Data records
· · · · ·
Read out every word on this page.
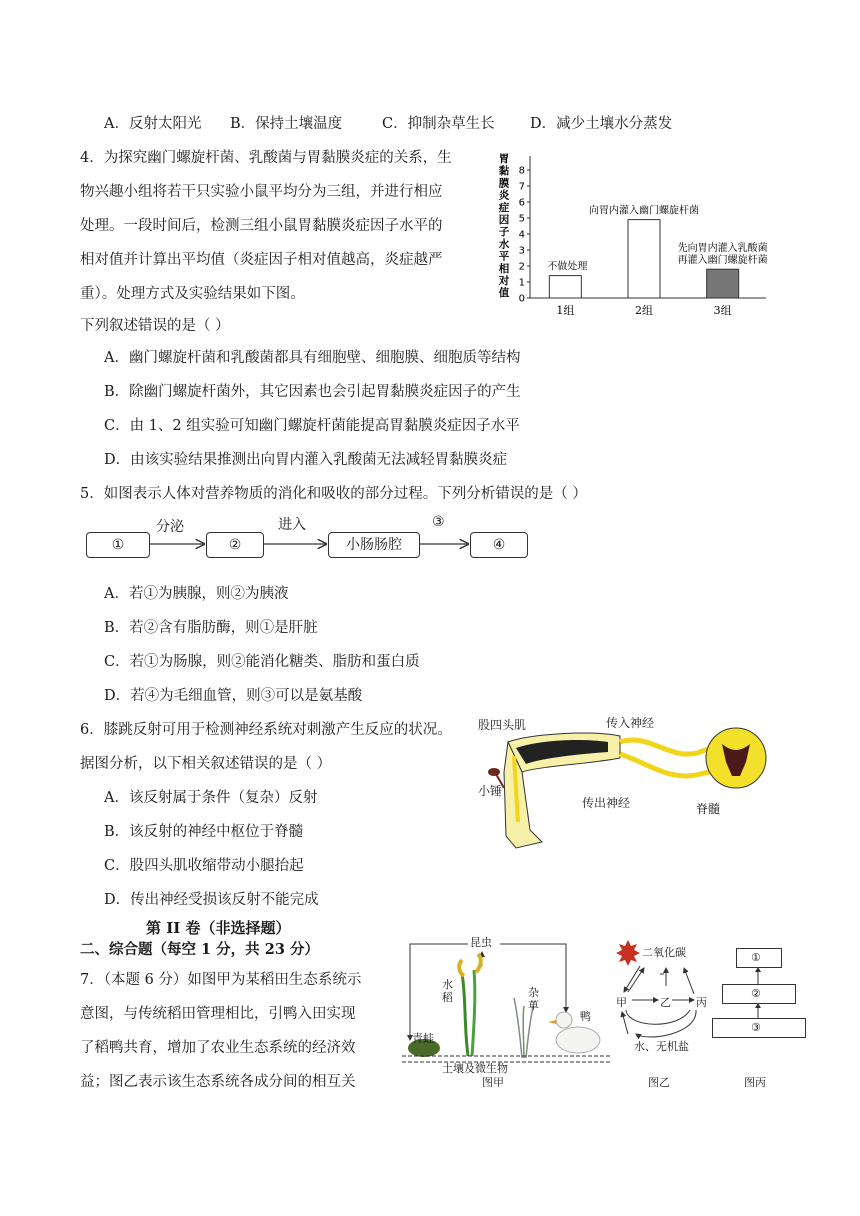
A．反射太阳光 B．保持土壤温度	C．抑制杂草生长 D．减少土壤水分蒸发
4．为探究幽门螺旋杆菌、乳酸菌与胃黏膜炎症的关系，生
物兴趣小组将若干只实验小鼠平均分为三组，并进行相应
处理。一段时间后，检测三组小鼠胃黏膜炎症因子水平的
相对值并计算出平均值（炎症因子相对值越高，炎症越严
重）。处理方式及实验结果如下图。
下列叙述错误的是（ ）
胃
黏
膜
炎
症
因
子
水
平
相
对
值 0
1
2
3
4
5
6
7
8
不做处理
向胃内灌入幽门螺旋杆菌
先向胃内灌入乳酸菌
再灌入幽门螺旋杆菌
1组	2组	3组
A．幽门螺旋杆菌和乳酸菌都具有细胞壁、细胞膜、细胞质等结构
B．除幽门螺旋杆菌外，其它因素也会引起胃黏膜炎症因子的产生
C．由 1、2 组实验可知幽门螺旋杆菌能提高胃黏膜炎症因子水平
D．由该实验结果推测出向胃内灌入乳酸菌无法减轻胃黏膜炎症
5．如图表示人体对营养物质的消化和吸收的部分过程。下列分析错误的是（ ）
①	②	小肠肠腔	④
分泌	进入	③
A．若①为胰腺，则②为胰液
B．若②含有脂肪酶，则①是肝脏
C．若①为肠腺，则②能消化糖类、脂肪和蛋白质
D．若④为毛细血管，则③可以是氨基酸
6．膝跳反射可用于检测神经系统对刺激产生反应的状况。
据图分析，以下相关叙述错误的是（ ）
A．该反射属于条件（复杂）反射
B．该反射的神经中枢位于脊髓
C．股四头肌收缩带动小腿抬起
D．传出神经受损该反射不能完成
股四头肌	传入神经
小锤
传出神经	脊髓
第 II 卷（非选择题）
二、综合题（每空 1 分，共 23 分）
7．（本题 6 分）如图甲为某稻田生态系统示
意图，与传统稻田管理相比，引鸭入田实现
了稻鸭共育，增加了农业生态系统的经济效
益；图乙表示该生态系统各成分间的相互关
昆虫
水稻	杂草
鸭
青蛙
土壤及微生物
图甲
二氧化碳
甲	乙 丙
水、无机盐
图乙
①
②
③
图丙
· · · · ·
- Written exercise: Transcribe the listing above verbatim. Omit the pictures.

- Solution:
Read out every word on this page.
A．反射太阳光 B．保持土壤温度	C．抑制杂草生长 D．减少土壤水分蒸发
4．为探究幽门螺旋杆菌、乳酸菌与胃黏膜炎症的关系，生
物兴趣小组将若干只实验小鼠平均分为三组，并进行相应
处理。一段时间后，检测三组小鼠胃黏膜炎症因子水平的
相对值并计算出平均值（炎症因子相对值越高，炎症越严
重）。处理方式及实验结果如下图。
下列叙述错误的是（ ）
胃
黏
膜
炎
症
因
子
水
平
相
对
值 0
1
2
3
4
5
6
7
8
不做处理
向胃内灌入幽门螺旋杆菌
先向胃内灌入乳酸菌
再灌入幽门螺旋杆菌
1组	2组	3组
A．幽门螺旋杆菌和乳酸菌都具有细胞壁、细胞膜、细胞质等结构
B．除幽门螺旋杆菌外，其它因素也会引起胃黏膜炎症因子的产生
C．由 1、2 组实验可知幽门螺旋杆菌能提高胃黏膜炎症因子水平
D．由该实验结果推测出向胃内灌入乳酸菌无法减轻胃黏膜炎症
5．如图表示人体对营养物质的消化和吸收的部分过程。下列分析错误的是（ ）
①	②	小肠肠腔	④
分泌	进入	③
A．若①为胰腺，则②为胰液
B．若②含有脂肪酶，则①是肝脏
C．若①为肠腺，则②能消化糖类、脂肪和蛋白质
D．若④为毛细血管，则③可以是氨基酸
6．膝跳反射可用于检测神经系统对刺激产生反应的状况。
据图分析，以下相关叙述错误的是（ ）
A．该反射属于条件（复杂）反射
B．该反射的神经中枢位于脊髓
C．股四头肌收缩带动小腿抬起
D．传出神经受损该反射不能完成
股四头肌	传入神经
小锤
传出神经	脊髓
第 II 卷（非选择题）
二、综合题（每空 1 分，共 23 分）
7．（本题 6 分）如图甲为某稻田生态系统示
意图，与传统稻田管理相比，引鸭入田实现
了稻鸭共育，增加了农业生态系统的经济效
益；图乙表示该生态系统各成分间的相互关
昆虫
水稻	杂草
鸭
青蛙
土壤及微生物
图甲
二氧化碳
甲	乙 丙
水、无机盐
图乙
①
②
③
图丙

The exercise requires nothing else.